Work to complete.
Copy the entries below verbatim, beginning at the line that contains "86, 876, 103]" and stopping after the line that contains "92, 993, 99]".

Rows from a dataset.
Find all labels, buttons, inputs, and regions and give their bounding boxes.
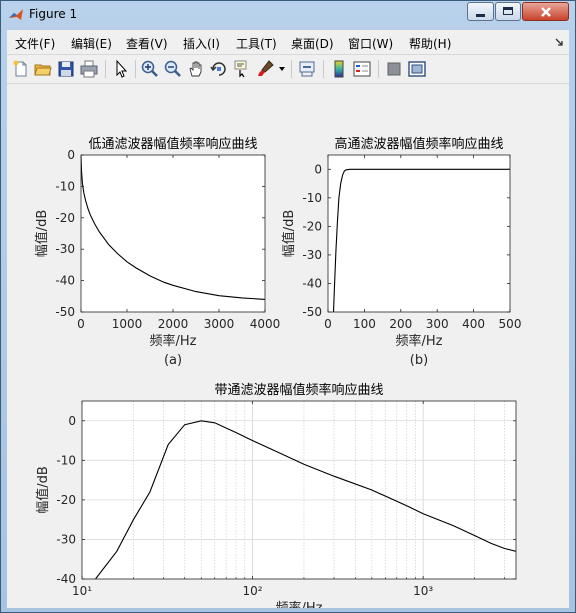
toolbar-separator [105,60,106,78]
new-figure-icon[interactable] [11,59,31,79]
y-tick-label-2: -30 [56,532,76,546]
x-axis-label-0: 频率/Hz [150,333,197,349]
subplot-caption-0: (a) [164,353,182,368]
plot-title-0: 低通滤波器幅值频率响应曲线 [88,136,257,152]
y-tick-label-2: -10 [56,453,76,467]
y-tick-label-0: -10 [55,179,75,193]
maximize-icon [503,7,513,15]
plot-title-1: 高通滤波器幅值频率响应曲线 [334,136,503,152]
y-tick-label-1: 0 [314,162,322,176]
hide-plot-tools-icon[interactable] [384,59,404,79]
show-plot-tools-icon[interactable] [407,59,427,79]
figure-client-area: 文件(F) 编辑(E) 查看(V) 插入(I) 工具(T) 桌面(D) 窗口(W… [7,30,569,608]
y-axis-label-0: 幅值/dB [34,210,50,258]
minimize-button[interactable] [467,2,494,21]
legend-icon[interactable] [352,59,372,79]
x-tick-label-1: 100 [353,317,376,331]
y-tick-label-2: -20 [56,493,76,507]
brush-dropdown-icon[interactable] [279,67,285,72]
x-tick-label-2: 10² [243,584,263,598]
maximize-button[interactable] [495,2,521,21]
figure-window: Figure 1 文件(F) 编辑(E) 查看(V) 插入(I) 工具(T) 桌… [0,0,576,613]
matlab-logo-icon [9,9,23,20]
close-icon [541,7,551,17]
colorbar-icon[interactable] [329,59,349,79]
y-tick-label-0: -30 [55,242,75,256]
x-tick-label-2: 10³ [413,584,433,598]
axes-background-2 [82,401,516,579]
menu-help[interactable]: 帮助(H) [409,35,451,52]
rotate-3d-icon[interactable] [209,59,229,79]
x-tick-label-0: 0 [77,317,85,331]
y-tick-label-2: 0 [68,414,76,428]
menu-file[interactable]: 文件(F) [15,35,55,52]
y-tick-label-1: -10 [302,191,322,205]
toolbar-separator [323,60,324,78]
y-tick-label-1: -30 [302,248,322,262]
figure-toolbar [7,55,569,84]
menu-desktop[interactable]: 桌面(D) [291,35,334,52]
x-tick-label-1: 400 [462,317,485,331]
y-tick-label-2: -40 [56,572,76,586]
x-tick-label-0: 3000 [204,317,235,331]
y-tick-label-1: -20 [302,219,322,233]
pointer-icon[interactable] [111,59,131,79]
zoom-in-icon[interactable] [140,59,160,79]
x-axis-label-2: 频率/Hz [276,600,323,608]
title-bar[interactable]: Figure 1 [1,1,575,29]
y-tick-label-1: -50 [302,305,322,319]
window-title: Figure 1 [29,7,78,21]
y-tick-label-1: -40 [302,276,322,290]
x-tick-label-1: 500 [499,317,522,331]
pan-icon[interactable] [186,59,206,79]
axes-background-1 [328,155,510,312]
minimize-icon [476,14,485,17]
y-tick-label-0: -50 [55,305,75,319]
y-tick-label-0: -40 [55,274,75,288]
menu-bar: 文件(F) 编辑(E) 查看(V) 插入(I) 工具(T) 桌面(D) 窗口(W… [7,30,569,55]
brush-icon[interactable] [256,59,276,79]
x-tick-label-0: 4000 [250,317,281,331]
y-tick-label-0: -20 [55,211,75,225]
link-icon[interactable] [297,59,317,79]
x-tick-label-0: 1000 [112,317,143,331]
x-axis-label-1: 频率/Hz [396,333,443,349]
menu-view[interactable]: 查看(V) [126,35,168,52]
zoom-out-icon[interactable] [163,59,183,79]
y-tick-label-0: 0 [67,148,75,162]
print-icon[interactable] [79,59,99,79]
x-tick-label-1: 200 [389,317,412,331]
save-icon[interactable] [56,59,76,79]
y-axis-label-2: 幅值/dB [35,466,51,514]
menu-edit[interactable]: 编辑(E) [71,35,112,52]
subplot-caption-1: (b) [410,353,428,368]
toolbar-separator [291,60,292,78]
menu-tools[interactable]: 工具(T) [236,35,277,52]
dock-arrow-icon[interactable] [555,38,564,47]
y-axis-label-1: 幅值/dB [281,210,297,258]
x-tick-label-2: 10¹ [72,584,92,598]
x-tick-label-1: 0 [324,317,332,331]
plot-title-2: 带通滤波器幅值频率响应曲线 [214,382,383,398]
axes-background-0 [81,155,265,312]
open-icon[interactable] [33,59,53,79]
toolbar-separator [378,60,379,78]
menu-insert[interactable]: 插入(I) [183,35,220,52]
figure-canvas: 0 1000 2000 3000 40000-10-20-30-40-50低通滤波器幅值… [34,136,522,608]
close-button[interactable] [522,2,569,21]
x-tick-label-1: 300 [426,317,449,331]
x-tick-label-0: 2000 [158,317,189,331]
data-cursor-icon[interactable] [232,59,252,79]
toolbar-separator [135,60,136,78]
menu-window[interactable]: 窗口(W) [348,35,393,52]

--

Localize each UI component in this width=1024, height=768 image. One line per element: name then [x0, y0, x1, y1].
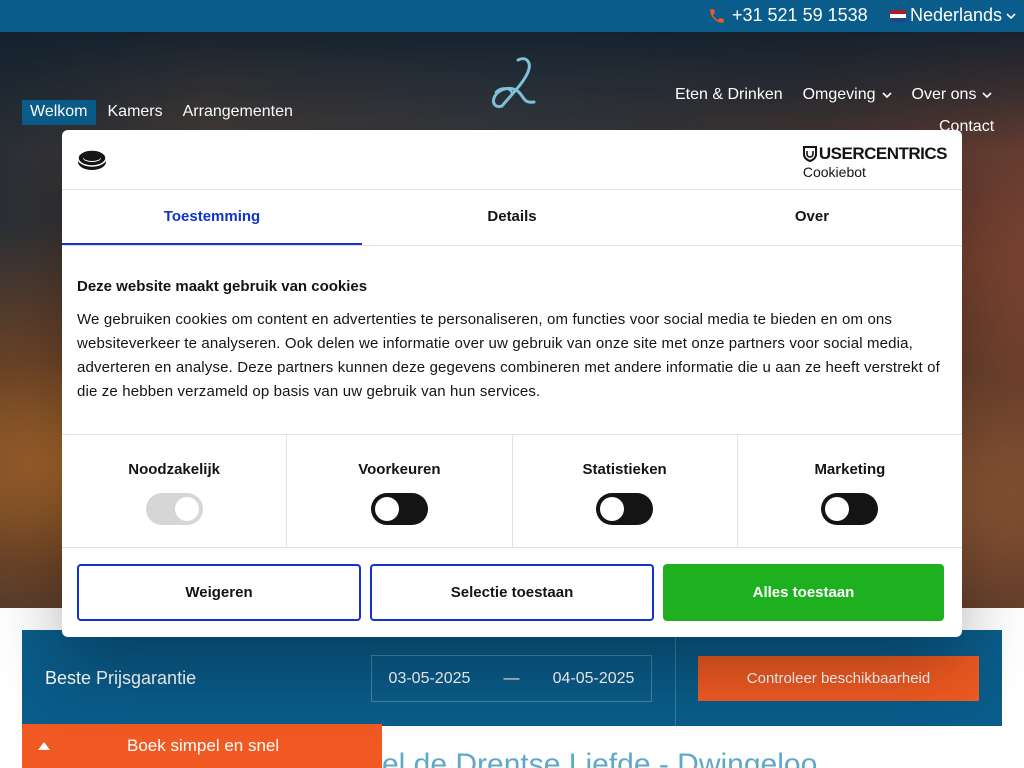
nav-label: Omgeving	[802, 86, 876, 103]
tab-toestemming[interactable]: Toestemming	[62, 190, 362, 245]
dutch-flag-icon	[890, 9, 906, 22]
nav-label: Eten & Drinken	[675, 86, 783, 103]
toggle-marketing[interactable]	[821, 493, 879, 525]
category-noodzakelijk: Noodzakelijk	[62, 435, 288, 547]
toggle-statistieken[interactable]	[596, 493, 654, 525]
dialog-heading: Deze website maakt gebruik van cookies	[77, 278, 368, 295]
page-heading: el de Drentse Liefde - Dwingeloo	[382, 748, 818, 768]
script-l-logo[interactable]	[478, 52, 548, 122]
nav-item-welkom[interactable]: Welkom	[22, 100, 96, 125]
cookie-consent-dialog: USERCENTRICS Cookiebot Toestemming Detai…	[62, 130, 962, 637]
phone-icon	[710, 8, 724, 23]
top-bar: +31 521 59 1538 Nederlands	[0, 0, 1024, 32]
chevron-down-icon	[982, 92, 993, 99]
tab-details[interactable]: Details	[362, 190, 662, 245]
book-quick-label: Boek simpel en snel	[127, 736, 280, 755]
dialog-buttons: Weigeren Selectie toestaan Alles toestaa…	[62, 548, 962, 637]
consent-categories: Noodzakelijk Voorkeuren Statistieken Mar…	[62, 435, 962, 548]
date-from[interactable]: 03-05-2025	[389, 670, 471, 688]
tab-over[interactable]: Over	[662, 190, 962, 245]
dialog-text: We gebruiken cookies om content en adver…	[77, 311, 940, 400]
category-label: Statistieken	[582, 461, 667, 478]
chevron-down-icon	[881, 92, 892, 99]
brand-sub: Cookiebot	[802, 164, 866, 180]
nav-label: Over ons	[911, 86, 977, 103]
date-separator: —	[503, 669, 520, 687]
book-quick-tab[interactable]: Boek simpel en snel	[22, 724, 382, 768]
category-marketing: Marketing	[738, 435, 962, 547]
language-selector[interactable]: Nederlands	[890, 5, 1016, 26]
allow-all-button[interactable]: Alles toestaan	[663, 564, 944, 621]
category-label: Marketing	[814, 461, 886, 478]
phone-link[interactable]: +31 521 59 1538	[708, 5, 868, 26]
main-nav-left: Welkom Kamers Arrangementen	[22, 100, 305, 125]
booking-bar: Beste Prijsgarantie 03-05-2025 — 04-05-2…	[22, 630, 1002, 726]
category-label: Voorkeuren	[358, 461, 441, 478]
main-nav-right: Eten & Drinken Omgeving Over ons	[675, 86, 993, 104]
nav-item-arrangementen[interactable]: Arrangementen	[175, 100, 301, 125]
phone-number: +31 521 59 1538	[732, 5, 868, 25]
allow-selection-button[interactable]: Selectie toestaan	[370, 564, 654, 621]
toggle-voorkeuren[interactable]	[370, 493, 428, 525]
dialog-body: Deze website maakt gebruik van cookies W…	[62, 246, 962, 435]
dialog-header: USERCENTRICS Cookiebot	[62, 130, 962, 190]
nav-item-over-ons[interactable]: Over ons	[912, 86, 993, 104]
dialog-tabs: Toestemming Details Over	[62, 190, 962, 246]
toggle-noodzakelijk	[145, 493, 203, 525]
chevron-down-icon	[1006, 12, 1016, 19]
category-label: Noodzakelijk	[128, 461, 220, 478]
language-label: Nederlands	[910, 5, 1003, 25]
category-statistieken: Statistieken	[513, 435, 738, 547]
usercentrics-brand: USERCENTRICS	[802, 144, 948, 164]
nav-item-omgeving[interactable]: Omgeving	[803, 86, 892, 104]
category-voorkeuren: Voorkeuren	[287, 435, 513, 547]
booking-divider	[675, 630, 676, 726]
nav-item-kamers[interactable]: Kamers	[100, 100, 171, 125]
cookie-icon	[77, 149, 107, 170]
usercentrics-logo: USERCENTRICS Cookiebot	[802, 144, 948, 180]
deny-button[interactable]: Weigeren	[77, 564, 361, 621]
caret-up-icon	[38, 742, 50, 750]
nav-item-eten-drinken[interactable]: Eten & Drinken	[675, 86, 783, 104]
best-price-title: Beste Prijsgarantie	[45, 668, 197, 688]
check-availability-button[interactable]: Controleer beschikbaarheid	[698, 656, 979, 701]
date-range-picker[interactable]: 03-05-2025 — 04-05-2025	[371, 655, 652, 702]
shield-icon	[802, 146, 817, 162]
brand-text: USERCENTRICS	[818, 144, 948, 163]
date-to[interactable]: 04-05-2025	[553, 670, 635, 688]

Solution for this exercise.
nav-label: Omgeving	[802, 86, 876, 103]
tab-toestemming[interactable]: Toestemming	[62, 190, 362, 245]
dutch-flag-icon	[890, 9, 906, 22]
nav-label: Eten & Drinken	[675, 86, 783, 103]
toggle-marketing[interactable]	[821, 493, 879, 525]
category-noodzakelijk: Noodzakelijk	[62, 435, 288, 547]
toggle-statistieken[interactable]	[596, 493, 654, 525]
dialog-heading: Deze website maakt gebruik van cookies	[77, 278, 368, 295]
page-heading: el de Drentse Liefde - Dwingeloo	[382, 748, 818, 768]
script-l-logo[interactable]	[478, 52, 548, 122]
nav-item-welkom[interactable]: Welkom	[22, 100, 96, 125]
cookie-consent-dialog: USERCENTRICS Cookiebot Toestemming Detai…	[62, 130, 962, 637]
phone-icon	[710, 8, 724, 23]
top-bar: +31 521 59 1538 Nederlands	[0, 0, 1024, 32]
chevron-down-icon	[982, 92, 993, 99]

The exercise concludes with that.